What is required. The exercise asks for every line of the data to be reproduced exactly.

Provided material.
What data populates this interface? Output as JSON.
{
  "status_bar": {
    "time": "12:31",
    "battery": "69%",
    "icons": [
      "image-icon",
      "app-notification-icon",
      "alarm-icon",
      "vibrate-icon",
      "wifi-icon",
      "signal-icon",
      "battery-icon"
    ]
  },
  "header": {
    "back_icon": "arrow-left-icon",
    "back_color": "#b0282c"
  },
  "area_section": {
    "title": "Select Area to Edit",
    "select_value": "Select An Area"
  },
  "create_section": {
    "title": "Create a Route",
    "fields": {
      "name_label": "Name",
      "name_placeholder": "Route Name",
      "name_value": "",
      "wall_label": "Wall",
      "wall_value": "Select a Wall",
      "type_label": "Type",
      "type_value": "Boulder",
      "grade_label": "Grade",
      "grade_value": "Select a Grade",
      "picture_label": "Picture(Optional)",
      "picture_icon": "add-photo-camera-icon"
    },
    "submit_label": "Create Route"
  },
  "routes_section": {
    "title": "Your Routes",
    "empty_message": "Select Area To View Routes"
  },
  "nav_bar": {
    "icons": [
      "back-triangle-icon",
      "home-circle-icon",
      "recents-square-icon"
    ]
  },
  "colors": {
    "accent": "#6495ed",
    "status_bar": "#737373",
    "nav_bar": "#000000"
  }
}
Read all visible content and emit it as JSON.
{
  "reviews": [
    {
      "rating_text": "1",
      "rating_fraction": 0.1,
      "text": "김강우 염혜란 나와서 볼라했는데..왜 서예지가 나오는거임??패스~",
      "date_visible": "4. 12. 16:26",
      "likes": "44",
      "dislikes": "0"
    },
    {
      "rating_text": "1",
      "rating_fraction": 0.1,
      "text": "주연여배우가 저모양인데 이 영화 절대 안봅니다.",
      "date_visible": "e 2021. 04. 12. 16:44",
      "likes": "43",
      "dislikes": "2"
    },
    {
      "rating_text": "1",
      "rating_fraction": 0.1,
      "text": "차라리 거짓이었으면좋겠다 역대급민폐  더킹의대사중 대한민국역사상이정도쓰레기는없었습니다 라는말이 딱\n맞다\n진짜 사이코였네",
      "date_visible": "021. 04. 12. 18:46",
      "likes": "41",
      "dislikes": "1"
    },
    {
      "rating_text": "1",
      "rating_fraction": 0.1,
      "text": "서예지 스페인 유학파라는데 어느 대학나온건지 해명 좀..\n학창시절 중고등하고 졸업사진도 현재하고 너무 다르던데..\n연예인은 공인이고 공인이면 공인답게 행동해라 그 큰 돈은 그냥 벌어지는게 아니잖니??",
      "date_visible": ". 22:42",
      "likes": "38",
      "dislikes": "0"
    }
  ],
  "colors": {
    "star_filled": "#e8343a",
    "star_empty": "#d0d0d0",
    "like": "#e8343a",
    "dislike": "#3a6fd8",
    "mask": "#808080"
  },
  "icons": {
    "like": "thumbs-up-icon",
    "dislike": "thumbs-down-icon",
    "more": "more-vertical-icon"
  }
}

Exercise response.
What data populates this interface? Output as JSON.
{
  "status_bar": {
    "time": "12:31",
    "battery": "69%",
    "icons": [
      "image-icon",
      "app-notification-icon",
      "alarm-icon",
      "vibrate-icon",
      "wifi-icon",
      "signal-icon",
      "battery-icon"
    ]
  },
  "header": {
    "back_icon": "arrow-left-icon",
    "back_color": "#b0282c"
  },
  "area_section": {
    "title": "Select Area to Edit",
    "select_value": "Select An Area"
  },
  "create_section": {
    "title": "Create a Route",
    "fields": {
      "name_label": "Name",
      "name_placeholder": "Route Name",
      "name_value": "",
      "wall_label": "Wall",
      "wall_value": "Select a Wall",
      "type_label": "Type",
      "type_value": "Boulder",
      "grade_label": "Grade",
      "grade_value": "Select a Grade",
      "picture_label": "Picture(Optional)",
      "picture_icon": "add-photo-camera-icon"
    },
    "submit_label": "Create Route"
  },
  "routes_section": {
    "title": "Your Routes",
    "empty_message": "Select Area To View Routes"
  },
  "nav_bar": {
    "icons": [
      "back-triangle-icon",
      "home-circle-icon",
      "recents-square-icon"
    ]
  },
  "colors": {
    "accent": "#6495ed",
    "status_bar": "#737373",
    "nav_bar": "#000000"
  }
}
Read all visible content and emit it as JSON.
{
  "reviews": [
    {
      "rating_text": "1",
      "rating_fraction": 0.1,
      "text": "김강우 염혜란 나와서 볼라했는데..왜 서예지가 나오는거임??패스~",
      "date_visible": "4. 12. 16:26",
      "likes": "44",
      "dislikes": "0"
    },
    {
      "rating_text": "1",
      "rating_fraction": 0.1,
      "text": "주연여배우가 저모양인데 이 영화 절대 안봅니다.",
      "date_visible": "e 2021. 04. 12. 16:44",
      "likes": "43",
      "dislikes": "2"
    },
    {
      "rating_text": "1",
      "rating_fraction": 0.1,
      "text": "차라리 거짓이었으면좋겠다 역대급민폐  더킹의대사중 대한민국역사상이정도쓰레기는없었습니다 라는말이 딱\n맞다\n진짜 사이코였네",
      "date_visible": "021. 04. 12. 18:46",
      "likes": "41",
      "dislikes": "1"
    },
    {
      "rating_text": "1",
      "rating_fraction": 0.1,
      "text": "서예지 스페인 유학파라는데 어느 대학나온건지 해명 좀..\n학창시절 중고등하고 졸업사진도 현재하고 너무 다르던데..\n연예인은 공인이고 공인이면 공인답게 행동해라 그 큰 돈은 그냥 벌어지는게 아니잖니??",
      "date_visible": ". 22:42",
      "likes": "38",
      "dislikes": "0"
    }
  ],
  "colors": {
    "star_filled": "#e8343a",
    "star_empty": "#d0d0d0",
    "like": "#e8343a",
    "dislike": "#3a6fd8",
    "mask": "#808080"
  },
  "icons": {
    "like": "thumbs-up-icon",
    "dislike": "thumbs-down-icon",
    "more": "more-vertical-icon"
  }
}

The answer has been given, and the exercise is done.